- **Exercise**
Search the material for the word "JSON" and report each line where it turns up.

- **Data shown**
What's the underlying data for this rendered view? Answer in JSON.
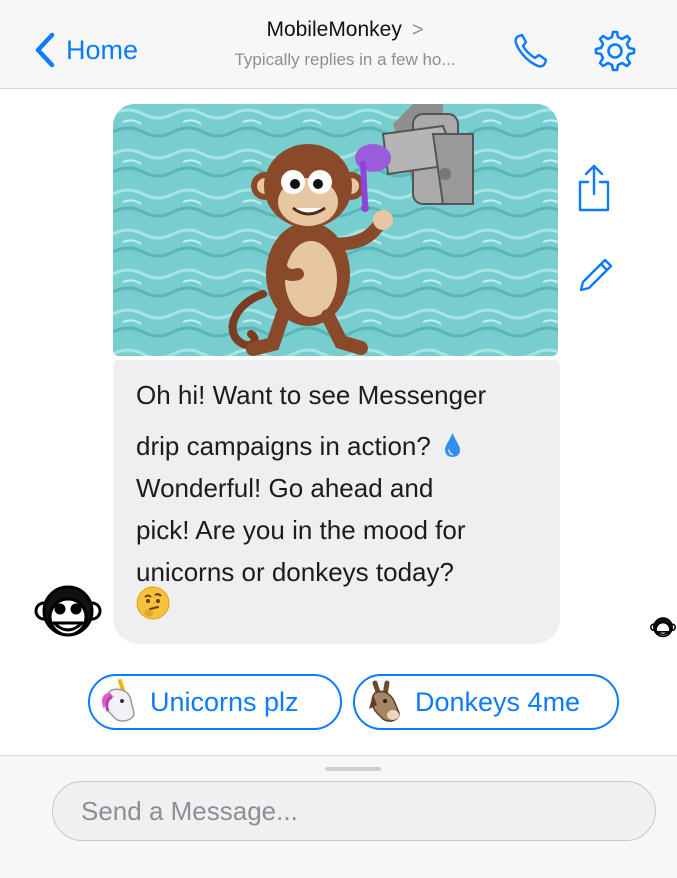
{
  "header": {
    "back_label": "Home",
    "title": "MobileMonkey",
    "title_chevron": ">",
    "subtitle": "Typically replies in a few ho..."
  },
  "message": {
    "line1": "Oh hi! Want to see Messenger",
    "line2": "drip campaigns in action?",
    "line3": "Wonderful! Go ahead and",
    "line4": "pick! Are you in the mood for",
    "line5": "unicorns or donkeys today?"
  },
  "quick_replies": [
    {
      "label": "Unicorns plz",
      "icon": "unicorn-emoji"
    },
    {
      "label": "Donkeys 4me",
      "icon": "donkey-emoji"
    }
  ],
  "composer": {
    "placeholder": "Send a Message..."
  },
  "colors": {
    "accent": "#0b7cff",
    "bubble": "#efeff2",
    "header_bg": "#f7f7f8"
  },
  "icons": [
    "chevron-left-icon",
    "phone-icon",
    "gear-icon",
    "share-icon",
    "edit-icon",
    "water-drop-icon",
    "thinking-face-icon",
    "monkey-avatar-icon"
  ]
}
...
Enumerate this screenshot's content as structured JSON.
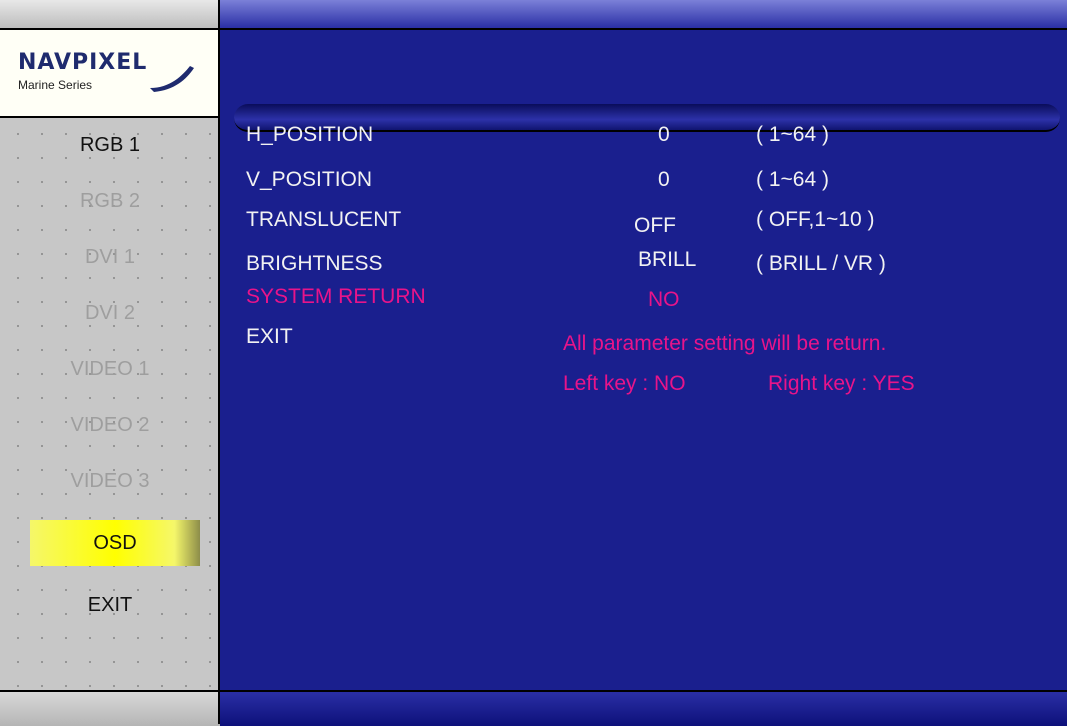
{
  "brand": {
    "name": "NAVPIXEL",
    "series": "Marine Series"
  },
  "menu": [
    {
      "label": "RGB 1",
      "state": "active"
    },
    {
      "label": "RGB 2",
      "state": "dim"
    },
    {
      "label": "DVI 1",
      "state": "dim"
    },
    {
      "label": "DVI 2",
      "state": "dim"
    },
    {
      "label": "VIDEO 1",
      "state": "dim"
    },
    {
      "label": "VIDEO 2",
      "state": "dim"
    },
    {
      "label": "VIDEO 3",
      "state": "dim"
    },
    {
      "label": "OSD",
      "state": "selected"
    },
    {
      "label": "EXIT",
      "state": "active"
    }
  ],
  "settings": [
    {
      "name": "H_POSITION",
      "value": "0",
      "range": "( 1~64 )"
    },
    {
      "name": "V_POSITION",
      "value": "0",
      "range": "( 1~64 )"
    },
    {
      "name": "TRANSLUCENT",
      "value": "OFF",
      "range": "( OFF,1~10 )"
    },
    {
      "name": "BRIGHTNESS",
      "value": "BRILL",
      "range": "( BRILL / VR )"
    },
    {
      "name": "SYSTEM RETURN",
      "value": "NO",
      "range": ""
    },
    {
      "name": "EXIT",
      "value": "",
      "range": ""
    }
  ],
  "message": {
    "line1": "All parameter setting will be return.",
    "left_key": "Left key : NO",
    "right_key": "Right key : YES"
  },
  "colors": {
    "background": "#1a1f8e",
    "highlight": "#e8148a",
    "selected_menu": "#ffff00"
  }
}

- **Correct result**
What's the underlying data for this rendered view? Answer in JSON.
Enumerate this screenshot's content as structured JSON.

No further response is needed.